## Set exercise:
Select each line in the rows below that contains the word "File" and copy those lines out.

## Provided material:

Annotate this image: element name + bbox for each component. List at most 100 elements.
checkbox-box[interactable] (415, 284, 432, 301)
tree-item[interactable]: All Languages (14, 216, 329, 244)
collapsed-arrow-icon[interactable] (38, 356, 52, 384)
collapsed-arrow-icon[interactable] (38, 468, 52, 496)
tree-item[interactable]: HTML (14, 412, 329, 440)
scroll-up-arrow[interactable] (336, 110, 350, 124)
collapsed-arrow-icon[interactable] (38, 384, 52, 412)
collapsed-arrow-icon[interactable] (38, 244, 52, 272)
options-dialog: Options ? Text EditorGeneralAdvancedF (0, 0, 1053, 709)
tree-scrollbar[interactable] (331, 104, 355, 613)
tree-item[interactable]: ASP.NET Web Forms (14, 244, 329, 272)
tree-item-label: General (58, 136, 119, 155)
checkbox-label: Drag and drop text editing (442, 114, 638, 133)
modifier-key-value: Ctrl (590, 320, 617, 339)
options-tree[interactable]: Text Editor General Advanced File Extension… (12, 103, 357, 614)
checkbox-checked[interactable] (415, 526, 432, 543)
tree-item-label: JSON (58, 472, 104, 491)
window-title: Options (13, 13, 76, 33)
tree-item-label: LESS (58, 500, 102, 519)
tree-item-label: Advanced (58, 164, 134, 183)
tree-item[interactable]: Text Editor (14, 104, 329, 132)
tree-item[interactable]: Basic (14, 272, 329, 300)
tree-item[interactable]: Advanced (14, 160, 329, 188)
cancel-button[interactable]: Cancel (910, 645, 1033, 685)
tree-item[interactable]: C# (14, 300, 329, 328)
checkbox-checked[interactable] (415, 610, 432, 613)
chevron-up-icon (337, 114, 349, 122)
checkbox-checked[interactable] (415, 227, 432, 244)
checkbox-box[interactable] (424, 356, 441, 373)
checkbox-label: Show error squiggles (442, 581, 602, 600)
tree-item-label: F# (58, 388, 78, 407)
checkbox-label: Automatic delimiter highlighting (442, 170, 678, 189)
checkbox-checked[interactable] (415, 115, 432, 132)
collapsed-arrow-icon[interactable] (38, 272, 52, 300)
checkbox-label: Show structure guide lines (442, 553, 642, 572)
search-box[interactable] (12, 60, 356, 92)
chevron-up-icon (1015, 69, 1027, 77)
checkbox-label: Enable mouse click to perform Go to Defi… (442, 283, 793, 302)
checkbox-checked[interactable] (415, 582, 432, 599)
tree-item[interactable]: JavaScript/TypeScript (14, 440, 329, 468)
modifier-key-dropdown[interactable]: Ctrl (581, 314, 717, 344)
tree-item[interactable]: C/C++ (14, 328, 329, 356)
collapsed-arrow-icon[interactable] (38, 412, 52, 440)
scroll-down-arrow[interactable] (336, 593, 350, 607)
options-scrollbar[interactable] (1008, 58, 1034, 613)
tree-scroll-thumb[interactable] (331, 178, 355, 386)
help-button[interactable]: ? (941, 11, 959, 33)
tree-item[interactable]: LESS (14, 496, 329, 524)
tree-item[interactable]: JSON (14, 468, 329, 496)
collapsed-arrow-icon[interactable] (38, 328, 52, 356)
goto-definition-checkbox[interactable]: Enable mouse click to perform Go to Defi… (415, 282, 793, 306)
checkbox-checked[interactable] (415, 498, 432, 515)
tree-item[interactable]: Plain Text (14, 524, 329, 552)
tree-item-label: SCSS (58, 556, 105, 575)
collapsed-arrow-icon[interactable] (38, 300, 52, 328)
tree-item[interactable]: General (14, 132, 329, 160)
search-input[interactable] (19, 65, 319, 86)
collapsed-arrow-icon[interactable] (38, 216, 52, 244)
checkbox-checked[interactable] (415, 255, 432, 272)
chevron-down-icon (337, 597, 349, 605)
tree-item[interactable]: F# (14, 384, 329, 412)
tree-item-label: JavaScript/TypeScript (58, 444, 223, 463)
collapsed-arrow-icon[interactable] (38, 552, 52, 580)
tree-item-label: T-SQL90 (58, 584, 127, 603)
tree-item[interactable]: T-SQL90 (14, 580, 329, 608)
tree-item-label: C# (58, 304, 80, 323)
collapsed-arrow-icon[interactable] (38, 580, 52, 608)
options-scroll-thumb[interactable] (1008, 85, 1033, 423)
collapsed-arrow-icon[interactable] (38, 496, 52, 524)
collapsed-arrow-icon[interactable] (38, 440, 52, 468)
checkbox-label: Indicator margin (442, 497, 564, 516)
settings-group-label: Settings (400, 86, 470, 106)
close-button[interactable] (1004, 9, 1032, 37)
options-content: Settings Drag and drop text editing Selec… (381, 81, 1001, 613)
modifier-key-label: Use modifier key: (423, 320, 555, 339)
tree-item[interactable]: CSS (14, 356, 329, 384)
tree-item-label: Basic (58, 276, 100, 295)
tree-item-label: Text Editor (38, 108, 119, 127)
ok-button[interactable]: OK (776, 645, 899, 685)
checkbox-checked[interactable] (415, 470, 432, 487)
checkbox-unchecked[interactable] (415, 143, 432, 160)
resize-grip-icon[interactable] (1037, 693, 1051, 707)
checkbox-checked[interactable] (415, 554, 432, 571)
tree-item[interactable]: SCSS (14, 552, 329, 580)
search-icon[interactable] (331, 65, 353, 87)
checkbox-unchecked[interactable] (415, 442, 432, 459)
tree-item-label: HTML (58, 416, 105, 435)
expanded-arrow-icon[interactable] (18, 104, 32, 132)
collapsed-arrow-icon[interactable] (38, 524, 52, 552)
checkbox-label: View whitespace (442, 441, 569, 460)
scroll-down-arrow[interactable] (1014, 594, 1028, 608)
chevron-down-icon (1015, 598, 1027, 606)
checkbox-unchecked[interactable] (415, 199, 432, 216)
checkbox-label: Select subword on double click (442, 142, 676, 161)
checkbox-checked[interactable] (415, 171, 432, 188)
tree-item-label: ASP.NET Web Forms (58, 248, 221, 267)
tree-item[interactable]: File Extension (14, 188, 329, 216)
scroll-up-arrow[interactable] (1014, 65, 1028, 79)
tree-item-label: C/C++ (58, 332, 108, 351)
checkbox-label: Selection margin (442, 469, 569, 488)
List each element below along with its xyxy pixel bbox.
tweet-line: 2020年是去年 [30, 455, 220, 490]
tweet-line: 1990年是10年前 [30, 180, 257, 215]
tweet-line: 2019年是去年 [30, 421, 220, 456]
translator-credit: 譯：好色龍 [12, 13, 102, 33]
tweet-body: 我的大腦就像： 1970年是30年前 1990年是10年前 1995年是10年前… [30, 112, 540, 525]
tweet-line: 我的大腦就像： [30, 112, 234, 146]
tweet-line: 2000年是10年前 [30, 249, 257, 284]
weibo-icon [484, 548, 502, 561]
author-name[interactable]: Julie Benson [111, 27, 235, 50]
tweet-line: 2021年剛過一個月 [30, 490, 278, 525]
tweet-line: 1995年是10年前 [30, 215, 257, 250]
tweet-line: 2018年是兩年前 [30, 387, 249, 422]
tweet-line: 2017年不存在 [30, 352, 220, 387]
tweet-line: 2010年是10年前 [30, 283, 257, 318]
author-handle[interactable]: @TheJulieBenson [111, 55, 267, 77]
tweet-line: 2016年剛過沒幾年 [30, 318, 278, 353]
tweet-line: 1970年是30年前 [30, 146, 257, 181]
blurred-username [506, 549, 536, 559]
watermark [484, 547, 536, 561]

## Task output:
options-tree[interactable]: Text Editor General Advanced File Extension… (12, 103, 357, 614)
tree-item[interactable]: File Extension (14, 188, 329, 216)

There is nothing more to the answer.